--- START OF Supplied records ---

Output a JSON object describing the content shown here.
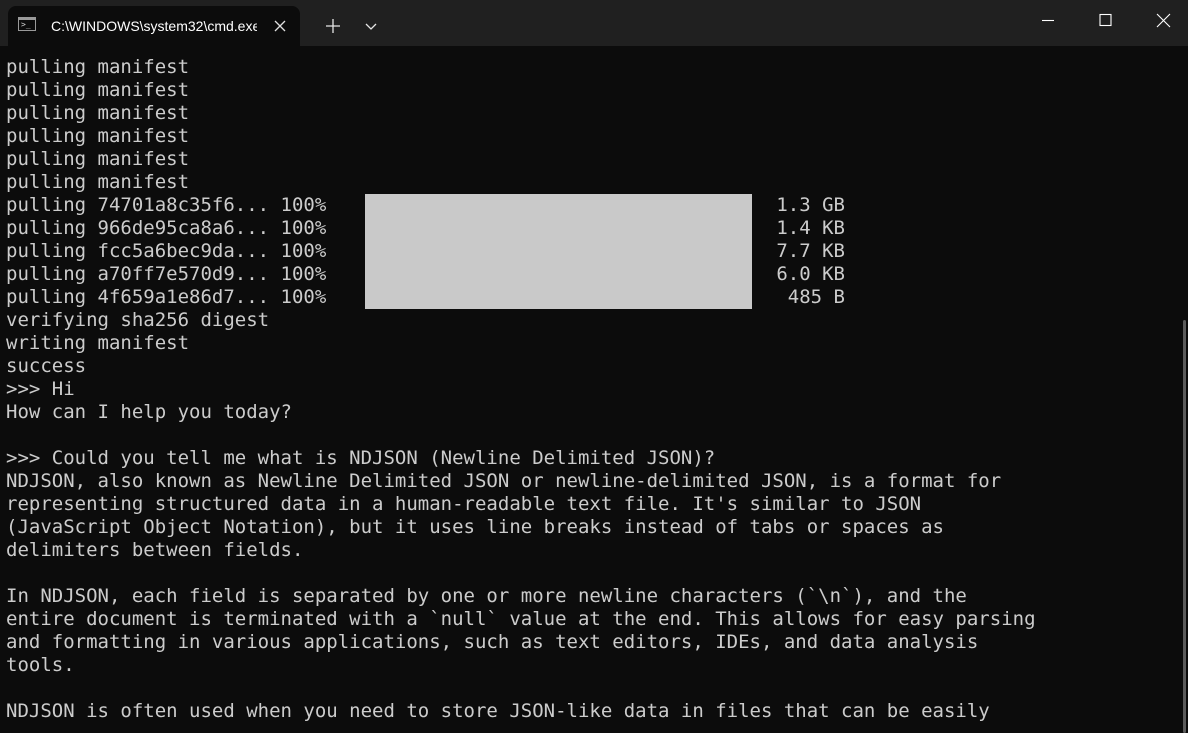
{
  "window": {
    "tab_title": "C:\\WINDOWS\\system32\\cmd.exe",
    "tab_icon": "terminal-icon",
    "controls": [
      "new-tab",
      "tab-dropdown",
      "minimize",
      "maximize",
      "close"
    ]
  },
  "terminal": {
    "lines": [
      "pulling manifest",
      "pulling manifest",
      "pulling manifest",
      "pulling manifest",
      "pulling manifest",
      "pulling manifest",
      "pulling 74701a8c35f6... 100%",
      "pulling 966de95ca8a6... 100%",
      "pulling fcc5a6bec9da... 100%",
      "pulling a70ff7e570d9... 100%",
      "pulling 4f659a1e86d7... 100%",
      "verifying sha256 digest",
      "writing manifest",
      "success",
      ">>> Hi",
      "How can I help you today?",
      "",
      ">>> Could you tell me what is NDJSON (Newline Delimited JSON)?",
      "NDJSON, also known as Newline Delimited JSON or newline-delimited JSON, is a format for",
      "representing structured data in a human-readable text file. It's similar to JSON",
      "(JavaScript Object Notation), but it uses line breaks instead of tabs or spaces as",
      "delimiters between fields.",
      "",
      "In NDJSON, each field is separated by one or more newline characters (`\\n`), and the",
      "entire document is terminated with a `null` value at the end. This allows for easy parsing",
      "and formatting in various applications, such as text editors, IDEs, and data analysis",
      "tools.",
      "",
      "NDJSON is often used when you need to store JSON-like data in files that can be easily"
    ],
    "downloads": [
      {
        "size": "1.3 GB",
        "progress": 1.0
      },
      {
        "size": "1.4 KB",
        "progress": 1.0
      },
      {
        "size": "7.7 KB",
        "progress": 1.0
      },
      {
        "size": "6.0 KB",
        "progress": 1.0
      },
      {
        "size": "485 B",
        "progress": 1.0
      }
    ],
    "colors": {
      "background": "#0c0c0c",
      "foreground": "#cccccc",
      "progress_fill": "#c9c9c9"
    }
  }
}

--- END OF Supplied records ---

## What to work on
From the entries above, copy each line holding "data".

## Expected answer
      "representing structured data in a human-readable text file. It's similar to JSON",
      "and formatting in various applications, such as text editors, IDEs, and data analysis",
      "NDJSON is often used when you need to store JSON-like data in files that can be easily"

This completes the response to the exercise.